[Stored items]

--- --- ---

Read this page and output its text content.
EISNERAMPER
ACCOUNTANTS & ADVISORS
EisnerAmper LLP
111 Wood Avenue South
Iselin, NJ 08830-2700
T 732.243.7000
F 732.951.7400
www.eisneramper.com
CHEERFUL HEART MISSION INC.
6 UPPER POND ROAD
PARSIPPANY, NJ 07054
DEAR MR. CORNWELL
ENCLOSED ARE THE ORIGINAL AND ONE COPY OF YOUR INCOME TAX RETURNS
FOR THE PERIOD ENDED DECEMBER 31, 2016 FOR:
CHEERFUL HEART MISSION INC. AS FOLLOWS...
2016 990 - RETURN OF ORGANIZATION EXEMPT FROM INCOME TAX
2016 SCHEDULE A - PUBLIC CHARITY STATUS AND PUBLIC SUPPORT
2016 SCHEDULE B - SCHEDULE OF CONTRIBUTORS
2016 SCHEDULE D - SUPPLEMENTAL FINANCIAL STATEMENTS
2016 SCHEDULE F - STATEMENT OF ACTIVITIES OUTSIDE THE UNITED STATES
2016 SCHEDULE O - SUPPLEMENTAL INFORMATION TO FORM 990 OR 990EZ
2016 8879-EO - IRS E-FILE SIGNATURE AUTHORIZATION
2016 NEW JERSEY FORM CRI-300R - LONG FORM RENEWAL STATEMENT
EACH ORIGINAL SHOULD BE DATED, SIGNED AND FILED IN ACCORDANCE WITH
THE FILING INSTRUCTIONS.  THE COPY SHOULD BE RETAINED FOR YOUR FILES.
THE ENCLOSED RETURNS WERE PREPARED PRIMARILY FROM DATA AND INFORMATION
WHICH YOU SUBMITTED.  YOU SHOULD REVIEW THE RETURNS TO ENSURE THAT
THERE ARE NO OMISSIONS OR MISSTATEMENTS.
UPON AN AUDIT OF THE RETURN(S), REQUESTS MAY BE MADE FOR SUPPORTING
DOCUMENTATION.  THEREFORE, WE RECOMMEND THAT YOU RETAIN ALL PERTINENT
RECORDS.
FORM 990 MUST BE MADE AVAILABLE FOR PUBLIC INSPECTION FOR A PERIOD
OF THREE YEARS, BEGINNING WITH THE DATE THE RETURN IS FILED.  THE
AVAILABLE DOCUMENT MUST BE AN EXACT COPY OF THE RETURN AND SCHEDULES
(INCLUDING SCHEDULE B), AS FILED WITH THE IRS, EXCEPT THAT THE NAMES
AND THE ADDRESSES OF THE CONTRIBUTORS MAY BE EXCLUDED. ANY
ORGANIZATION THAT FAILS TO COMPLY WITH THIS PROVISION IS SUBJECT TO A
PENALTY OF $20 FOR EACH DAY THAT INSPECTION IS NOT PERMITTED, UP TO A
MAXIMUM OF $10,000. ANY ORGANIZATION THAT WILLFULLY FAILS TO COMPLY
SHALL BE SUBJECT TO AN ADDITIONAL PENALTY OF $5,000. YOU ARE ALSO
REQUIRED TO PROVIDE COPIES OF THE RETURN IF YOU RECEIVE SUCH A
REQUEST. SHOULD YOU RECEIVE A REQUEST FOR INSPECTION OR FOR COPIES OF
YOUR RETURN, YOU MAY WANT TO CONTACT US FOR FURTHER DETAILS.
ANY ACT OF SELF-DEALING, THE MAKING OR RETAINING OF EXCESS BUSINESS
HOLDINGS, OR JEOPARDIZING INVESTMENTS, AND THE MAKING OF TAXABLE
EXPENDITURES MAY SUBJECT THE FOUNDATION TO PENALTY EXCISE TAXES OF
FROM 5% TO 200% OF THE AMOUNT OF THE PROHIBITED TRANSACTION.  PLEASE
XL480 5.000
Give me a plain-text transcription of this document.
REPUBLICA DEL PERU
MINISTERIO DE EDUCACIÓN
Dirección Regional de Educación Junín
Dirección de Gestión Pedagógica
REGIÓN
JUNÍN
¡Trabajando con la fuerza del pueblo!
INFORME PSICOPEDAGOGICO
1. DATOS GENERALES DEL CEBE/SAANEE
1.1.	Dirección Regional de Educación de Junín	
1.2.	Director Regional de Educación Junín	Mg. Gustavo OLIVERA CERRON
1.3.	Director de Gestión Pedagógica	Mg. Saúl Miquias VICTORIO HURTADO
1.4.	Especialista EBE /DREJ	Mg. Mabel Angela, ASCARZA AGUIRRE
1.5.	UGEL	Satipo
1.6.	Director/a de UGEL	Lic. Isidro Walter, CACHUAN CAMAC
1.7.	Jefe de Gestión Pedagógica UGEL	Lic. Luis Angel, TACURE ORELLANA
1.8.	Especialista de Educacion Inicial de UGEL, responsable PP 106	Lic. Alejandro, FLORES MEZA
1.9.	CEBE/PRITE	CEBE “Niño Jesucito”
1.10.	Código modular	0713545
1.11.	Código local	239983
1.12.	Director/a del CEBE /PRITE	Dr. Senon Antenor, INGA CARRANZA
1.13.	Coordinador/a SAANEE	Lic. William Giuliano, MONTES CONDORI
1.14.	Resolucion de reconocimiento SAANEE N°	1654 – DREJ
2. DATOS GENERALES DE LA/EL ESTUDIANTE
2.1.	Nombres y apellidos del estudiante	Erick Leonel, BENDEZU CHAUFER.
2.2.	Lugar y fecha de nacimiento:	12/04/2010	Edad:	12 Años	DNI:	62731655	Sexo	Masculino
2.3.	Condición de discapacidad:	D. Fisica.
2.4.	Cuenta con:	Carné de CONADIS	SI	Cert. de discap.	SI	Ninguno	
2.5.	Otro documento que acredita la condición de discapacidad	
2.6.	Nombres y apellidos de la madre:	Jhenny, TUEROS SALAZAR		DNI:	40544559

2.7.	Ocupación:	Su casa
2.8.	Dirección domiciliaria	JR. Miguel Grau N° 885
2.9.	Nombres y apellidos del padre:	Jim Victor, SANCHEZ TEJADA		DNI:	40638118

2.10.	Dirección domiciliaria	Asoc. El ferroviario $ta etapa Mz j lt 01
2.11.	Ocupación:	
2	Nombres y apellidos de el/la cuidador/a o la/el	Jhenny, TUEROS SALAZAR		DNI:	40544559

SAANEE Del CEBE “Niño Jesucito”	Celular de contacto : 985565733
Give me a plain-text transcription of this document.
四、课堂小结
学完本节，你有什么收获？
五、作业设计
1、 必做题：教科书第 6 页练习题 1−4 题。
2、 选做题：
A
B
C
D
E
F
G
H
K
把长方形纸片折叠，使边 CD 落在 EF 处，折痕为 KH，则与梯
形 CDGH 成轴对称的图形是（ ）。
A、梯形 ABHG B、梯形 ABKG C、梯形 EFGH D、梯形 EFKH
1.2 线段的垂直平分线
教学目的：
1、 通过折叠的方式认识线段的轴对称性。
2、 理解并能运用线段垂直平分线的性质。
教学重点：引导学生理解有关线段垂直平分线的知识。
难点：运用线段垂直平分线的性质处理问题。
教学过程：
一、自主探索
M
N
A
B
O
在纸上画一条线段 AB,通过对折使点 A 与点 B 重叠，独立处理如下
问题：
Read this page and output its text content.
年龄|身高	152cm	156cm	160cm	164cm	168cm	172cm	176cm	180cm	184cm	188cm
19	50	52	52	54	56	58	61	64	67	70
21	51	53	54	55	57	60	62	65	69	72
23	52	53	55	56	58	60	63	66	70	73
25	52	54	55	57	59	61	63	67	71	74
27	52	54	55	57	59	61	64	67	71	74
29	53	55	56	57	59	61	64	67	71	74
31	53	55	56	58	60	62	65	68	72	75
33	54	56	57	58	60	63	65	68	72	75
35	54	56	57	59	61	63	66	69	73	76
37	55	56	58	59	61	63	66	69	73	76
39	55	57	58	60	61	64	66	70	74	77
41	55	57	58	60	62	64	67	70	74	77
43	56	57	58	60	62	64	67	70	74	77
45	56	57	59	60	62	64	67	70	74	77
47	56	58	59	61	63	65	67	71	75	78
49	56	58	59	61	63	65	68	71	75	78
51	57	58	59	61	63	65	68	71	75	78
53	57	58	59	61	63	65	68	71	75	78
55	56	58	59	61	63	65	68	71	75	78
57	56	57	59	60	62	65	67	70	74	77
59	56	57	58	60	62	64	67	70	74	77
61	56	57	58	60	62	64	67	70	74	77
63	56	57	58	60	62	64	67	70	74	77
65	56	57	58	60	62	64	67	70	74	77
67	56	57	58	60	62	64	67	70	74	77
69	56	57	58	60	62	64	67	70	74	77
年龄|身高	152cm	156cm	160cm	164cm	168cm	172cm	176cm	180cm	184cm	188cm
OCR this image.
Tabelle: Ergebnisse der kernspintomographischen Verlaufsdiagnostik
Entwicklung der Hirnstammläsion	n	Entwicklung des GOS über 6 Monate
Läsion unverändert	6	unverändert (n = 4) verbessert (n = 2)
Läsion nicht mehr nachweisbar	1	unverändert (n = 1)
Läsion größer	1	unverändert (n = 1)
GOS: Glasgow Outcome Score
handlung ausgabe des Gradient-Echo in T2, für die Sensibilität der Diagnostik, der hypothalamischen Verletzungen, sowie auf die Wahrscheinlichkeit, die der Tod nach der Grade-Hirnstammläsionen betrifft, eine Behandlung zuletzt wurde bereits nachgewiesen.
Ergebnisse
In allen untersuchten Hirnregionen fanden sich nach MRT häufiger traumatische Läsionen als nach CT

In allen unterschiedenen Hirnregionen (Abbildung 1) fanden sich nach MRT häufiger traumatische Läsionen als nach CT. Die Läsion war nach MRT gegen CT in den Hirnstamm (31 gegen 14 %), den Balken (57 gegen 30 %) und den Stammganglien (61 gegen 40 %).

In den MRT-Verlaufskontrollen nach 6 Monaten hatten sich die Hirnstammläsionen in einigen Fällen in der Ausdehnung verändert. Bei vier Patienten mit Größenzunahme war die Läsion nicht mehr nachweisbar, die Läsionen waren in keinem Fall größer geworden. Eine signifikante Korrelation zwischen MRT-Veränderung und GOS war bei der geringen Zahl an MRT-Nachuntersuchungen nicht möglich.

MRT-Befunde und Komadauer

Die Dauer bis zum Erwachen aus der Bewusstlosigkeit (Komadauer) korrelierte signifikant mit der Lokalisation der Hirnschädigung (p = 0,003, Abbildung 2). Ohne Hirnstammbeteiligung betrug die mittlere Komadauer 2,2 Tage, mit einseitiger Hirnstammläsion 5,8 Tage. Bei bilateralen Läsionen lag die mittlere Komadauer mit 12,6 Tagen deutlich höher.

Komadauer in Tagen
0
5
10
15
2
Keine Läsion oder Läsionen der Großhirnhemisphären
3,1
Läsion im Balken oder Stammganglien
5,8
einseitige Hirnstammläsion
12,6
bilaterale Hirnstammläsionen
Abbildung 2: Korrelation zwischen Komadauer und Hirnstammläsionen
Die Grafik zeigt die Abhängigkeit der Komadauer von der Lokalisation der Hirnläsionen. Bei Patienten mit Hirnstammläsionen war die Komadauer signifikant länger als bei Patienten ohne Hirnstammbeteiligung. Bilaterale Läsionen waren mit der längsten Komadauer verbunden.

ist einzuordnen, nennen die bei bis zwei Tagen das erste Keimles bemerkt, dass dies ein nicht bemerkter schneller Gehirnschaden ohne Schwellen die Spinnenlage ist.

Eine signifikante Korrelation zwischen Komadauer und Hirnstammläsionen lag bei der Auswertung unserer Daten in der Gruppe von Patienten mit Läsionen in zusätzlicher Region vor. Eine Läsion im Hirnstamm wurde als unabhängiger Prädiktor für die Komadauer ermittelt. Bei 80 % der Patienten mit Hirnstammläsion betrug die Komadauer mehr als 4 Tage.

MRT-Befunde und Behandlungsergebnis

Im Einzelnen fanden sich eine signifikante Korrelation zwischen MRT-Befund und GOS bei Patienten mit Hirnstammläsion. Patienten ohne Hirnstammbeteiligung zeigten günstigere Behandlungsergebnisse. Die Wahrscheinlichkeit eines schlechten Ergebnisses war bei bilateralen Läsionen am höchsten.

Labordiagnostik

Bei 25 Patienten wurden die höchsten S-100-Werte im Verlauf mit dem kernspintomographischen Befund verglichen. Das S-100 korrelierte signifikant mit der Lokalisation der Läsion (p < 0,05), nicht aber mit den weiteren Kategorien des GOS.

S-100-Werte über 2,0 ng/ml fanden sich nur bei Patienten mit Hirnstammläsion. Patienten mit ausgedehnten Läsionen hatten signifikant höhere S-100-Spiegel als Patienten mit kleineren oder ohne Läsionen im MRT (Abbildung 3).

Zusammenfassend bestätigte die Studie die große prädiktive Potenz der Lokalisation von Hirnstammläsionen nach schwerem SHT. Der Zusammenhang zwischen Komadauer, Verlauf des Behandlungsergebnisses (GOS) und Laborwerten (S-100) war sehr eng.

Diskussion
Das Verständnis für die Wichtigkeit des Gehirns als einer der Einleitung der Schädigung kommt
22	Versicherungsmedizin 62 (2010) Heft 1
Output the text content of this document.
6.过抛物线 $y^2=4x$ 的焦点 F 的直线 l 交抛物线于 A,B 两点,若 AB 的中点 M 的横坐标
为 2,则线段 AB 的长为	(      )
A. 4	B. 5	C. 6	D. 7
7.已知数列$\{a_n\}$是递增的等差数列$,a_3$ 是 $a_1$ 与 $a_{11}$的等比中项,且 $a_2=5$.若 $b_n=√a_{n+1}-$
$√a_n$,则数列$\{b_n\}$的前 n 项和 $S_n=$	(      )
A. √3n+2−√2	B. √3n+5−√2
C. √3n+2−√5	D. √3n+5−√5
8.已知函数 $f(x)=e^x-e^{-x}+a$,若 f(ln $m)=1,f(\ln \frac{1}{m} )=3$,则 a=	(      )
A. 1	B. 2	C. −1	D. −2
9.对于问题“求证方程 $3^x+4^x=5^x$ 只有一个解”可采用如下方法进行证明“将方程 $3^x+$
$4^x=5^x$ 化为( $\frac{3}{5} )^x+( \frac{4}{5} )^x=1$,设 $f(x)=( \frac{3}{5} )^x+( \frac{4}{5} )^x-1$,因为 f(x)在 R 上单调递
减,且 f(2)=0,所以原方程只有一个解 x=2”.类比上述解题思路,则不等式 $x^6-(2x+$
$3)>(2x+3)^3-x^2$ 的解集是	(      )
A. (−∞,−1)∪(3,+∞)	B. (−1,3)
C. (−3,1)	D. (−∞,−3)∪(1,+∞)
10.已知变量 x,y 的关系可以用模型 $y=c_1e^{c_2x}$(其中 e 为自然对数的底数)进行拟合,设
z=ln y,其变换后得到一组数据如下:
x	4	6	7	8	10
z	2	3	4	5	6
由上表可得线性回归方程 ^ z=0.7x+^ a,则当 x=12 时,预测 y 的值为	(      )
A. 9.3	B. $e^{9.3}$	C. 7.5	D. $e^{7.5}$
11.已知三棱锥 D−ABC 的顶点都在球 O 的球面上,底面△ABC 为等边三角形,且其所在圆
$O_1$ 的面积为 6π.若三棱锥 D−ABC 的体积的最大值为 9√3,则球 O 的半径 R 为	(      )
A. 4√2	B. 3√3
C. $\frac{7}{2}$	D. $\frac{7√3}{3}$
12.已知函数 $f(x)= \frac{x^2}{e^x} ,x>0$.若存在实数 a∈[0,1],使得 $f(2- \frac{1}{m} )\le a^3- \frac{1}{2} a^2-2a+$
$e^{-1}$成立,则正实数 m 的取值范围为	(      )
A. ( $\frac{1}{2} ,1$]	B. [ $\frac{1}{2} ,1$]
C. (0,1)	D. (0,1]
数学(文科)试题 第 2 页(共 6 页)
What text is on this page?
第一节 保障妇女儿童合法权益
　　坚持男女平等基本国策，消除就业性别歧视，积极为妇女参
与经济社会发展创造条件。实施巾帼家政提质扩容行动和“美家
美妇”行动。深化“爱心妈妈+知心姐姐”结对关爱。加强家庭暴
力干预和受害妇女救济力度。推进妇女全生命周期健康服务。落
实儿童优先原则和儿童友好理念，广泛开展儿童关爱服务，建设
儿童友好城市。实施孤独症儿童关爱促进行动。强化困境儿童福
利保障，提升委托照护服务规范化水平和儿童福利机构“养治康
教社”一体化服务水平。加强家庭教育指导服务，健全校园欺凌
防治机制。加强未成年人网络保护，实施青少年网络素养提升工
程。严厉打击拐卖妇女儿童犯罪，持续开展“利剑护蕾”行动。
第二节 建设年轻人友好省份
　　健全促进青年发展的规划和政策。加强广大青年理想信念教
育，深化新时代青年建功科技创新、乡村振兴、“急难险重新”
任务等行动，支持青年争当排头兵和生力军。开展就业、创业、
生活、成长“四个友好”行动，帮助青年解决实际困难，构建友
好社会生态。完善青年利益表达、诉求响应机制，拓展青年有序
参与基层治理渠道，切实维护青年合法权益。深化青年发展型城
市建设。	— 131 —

--- --- ---

**TO BE DONE:** Where a line of the records above holds the word "FAILS", copy that line.

**ANSWER FOR THIS EXERCISE:**
ORGANIZATION THAT FAILS TO COMPLY WITH THIS PROVISION IS SUBJECT TO A
MAXIMUM OF $10,000. ANY ORGANIZATION THAT WILLFULLY FAILS TO COMPLY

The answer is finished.